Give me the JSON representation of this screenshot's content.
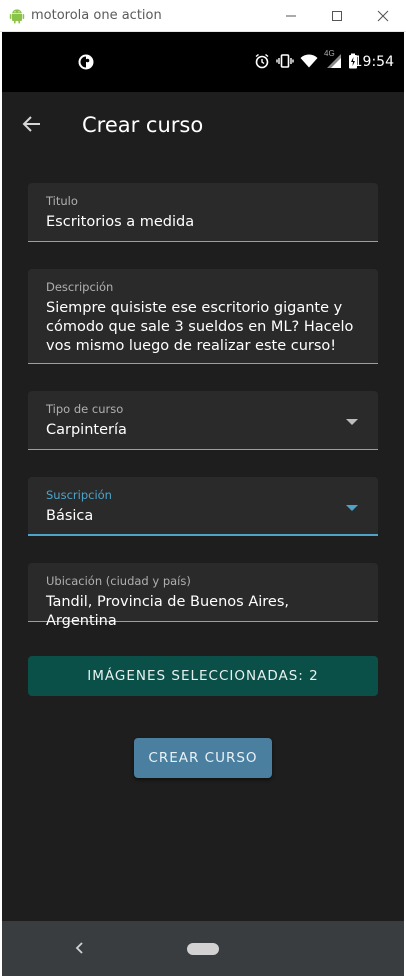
{
  "window": {
    "title": "motorola one action",
    "icons": [
      "android-icon",
      "minimize-icon",
      "maximize-icon",
      "close-icon"
    ]
  },
  "status_bar": {
    "time": "19:54",
    "network": "4G",
    "icons": [
      "app-notification-icon",
      "alarm-icon",
      "vibrate-icon",
      "wifi-icon",
      "signal-icon",
      "battery-icon"
    ]
  },
  "app_bar": {
    "title": "Crear curso",
    "back_icon": "arrow-left-icon"
  },
  "form": {
    "titulo": {
      "label": "Titulo",
      "value": "Escritorios a medida"
    },
    "descripcion": {
      "label": "Descripción",
      "value": "Siempre quisiste ese escritorio gigante y cómodo que sale 3 sueldos en ML? Hacelo vos mismo luego de realizar este curso!"
    },
    "tipo": {
      "label": "Tipo de curso",
      "value": "Carpintería"
    },
    "suscripcion": {
      "label": "Suscripción",
      "value": "Básica"
    },
    "ubicacion": {
      "label": "Ubicación (ciudad y país)",
      "value": "Tandil, Provincia de Buenos Aires, Argentina"
    }
  },
  "buttons": {
    "images": "IMÁGENES SELECCIONADAS: 2",
    "create": "CREAR CURSO"
  },
  "colors": {
    "background": "#1e1e1e",
    "field": "#2a2a2a",
    "accent": "#4ea3c8",
    "images_button": "#0a4f48",
    "create_button": "#4a7fa0"
  }
}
# # # # # # #
Problem details:
Instruction for this listing: copy it exactly, but leave the images behind.

Answer for the task:
Give me the JSON representation of this screenshot's content.
{
  "window": {
    "title": "motorola one action",
    "icons": [
      "android-icon",
      "minimize-icon",
      "maximize-icon",
      "close-icon"
    ]
  },
  "status_bar": {
    "time": "19:54",
    "network": "4G",
    "icons": [
      "app-notification-icon",
      "alarm-icon",
      "vibrate-icon",
      "wifi-icon",
      "signal-icon",
      "battery-icon"
    ]
  },
  "app_bar": {
    "title": "Crear curso",
    "back_icon": "arrow-left-icon"
  },
  "form": {
    "titulo": {
      "label": "Titulo",
      "value": "Escritorios a medida"
    },
    "descripcion": {
      "label": "Descripción",
      "value": "Siempre quisiste ese escritorio gigante y cómodo que sale 3 sueldos en ML? Hacelo vos mismo luego de realizar este curso!"
    },
    "tipo": {
      "label": "Tipo de curso",
      "value": "Carpintería"
    },
    "suscripcion": {
      "label": "Suscripción",
      "value": "Básica"
    },
    "ubicacion": {
      "label": "Ubicación (ciudad y país)",
      "value": "Tandil, Provincia de Buenos Aires, Argentina"
    }
  },
  "buttons": {
    "images": "IMÁGENES SELECCIONADAS: 2",
    "create": "CREAR CURSO"
  },
  "colors": {
    "background": "#1e1e1e",
    "field": "#2a2a2a",
    "accent": "#4ea3c8",
    "images_button": "#0a4f48",
    "create_button": "#4a7fa0"
  }
}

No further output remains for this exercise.